— Data to process —

━━━━━━━━

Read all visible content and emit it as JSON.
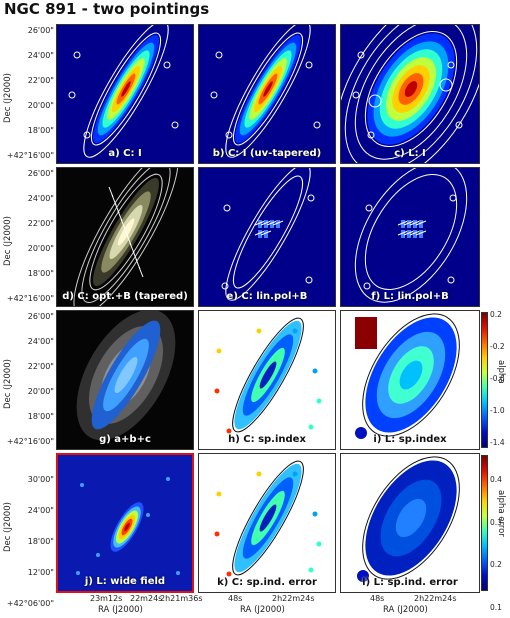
{
  "figure": {
    "title": "NGC 891 - two pointings"
  },
  "panels": [
    {
      "id": "a",
      "label": "a) C: I",
      "style": "jet",
      "ellipse": "thin"
    },
    {
      "id": "b",
      "label": "b) C: I (uv-tapered)",
      "style": "jet",
      "ellipse": "thin"
    },
    {
      "id": "c",
      "label": "c) L: I",
      "style": "jet",
      "ellipse": "fat"
    },
    {
      "id": "d",
      "label": "d) C: opt.+B (tapered)",
      "style": "optical",
      "ellipse": "thin"
    },
    {
      "id": "e",
      "label": "e) C: lin.pol+B",
      "style": "polnavy",
      "ellipse": "thin"
    },
    {
      "id": "f",
      "label": "f) L: lin.pol+B",
      "style": "polnavy",
      "ellipse": "fat"
    },
    {
      "id": "g",
      "label": "g) a+b+c",
      "style": "composite",
      "ellipse": "thin"
    },
    {
      "id": "h",
      "label": "h) C: sp.index",
      "style": "spindex",
      "ellipse": "thin"
    },
    {
      "id": "i",
      "label": "i) L: sp.index",
      "style": "spindexL",
      "ellipse": "fat"
    },
    {
      "id": "j",
      "label": "j) L: wide field",
      "style": "wide",
      "ellipse": "thin"
    },
    {
      "id": "k",
      "label": "k) C: sp.ind. error",
      "style": "spindex",
      "ellipse": "thin"
    },
    {
      "id": "l",
      "label": "l) L: sp.ind. error",
      "style": "errorL",
      "ellipse": "fat"
    }
  ],
  "axes": {
    "ylabel": "Dec (J2000)",
    "xlabel": "RA (J2000)",
    "dec_ticks_rows_1_3": [
      "26'00\"",
      "24'00\"",
      "22'00\"",
      "20'00\"",
      "18'00\"",
      "+42°16'00\""
    ],
    "dec_ticks_row_4": [
      "30'00\"",
      "24'00\"",
      "18'00\"",
      "12'00\"",
      "+42°06'00\""
    ],
    "ra_ticks_col_1": [
      "23m12s",
      "22m24s",
      "2h21m36s"
    ],
    "ra_ticks_col_2": [
      "48s",
      "2h22m24s"
    ],
    "ra_ticks_col_3": [
      "48s",
      "2h22m24s"
    ]
  },
  "colorbars": [
    {
      "name": "alpha",
      "ticks": [
        "0.2",
        "-0.2",
        "-0.6",
        "-1.0",
        "-1.4"
      ]
    },
    {
      "name": "alpha error",
      "ticks": [
        "0.4",
        "0.3",
        "0.2",
        "0.1"
      ]
    }
  ]
}
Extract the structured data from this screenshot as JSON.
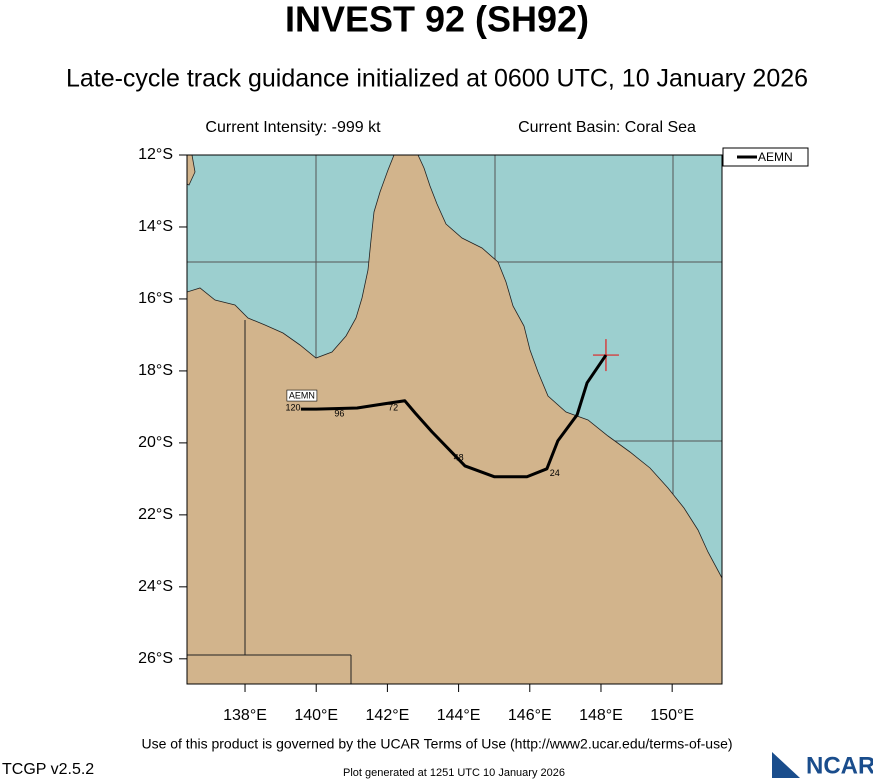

━━━━━━━━

— Requirements —
Restate the full listing verbatim and drop every picture.

— Completed exercise —
Read all visible content and emit it as JSON.
{
  "figure": {
    "title": "NGC 891 - two pointings"
  },
  "panels": [
    {
      "id": "a",
      "label": "a) C: I",
      "style": "jet",
      "ellipse": "thin"
    },
    {
      "id": "b",
      "label": "b) C: I (uv-tapered)",
      "style": "jet",
      "ellipse": "thin"
    },
    {
      "id": "c",
      "label": "c) L: I",
      "style": "jet",
      "ellipse": "fat"
    },
    {
      "id": "d",
      "label": "d) C: opt.+B (tapered)",
      "style": "optical",
      "ellipse": "thin"
    },
    {
      "id": "e",
      "label": "e) C: lin.pol+B",
      "style": "polnavy",
      "ellipse": "thin"
    },
    {
      "id": "f",
      "label": "f) L: lin.pol+B",
      "style": "polnavy",
      "ellipse": "fat"
    },
    {
      "id": "g",
      "label": "g) a+b+c",
      "style": "composite",
      "ellipse": "thin"
    },
    {
      "id": "h",
      "label": "h) C: sp.index",
      "style": "spindex",
      "ellipse": "thin"
    },
    {
      "id": "i",
      "label": "i) L: sp.index",
      "style": "spindexL",
      "ellipse": "fat"
    },
    {
      "id": "j",
      "label": "j) L: wide field",
      "style": "wide",
      "ellipse": "thin"
    },
    {
      "id": "k",
      "label": "k) C: sp.ind. error",
      "style": "spindex",
      "ellipse": "thin"
    },
    {
      "id": "l",
      "label": "l) L: sp.ind. error",
      "style": "errorL",
      "ellipse": "fat"
    }
  ],
  "axes": {
    "ylabel": "Dec (J2000)",
    "xlabel": "RA (J2000)",
    "dec_ticks_rows_1_3": [
      "26'00\"",
      "24'00\"",
      "22'00\"",
      "20'00\"",
      "18'00\"",
      "+42°16'00\""
    ],
    "dec_ticks_row_4": [
      "30'00\"",
      "24'00\"",
      "18'00\"",
      "12'00\"",
      "+42°06'00\""
    ],
    "ra_ticks_col_1": [
      "23m12s",
      "22m24s",
      "2h21m36s"
    ],
    "ra_ticks_col_2": [
      "48s",
      "2h22m24s"
    ],
    "ra_ticks_col_3": [
      "48s",
      "2h22m24s"
    ]
  },
  "colorbars": [
    {
      "name": "alpha",
      "ticks": [
        "0.2",
        "-0.2",
        "-0.6",
        "-1.0",
        "-1.4"
      ]
    },
    {
      "name": "alpha error",
      "ticks": [
        "0.4",
        "0.3",
        "0.2",
        "0.1"
      ]
    }
  ]
}
Extract the structured data from this screenshot as JSON.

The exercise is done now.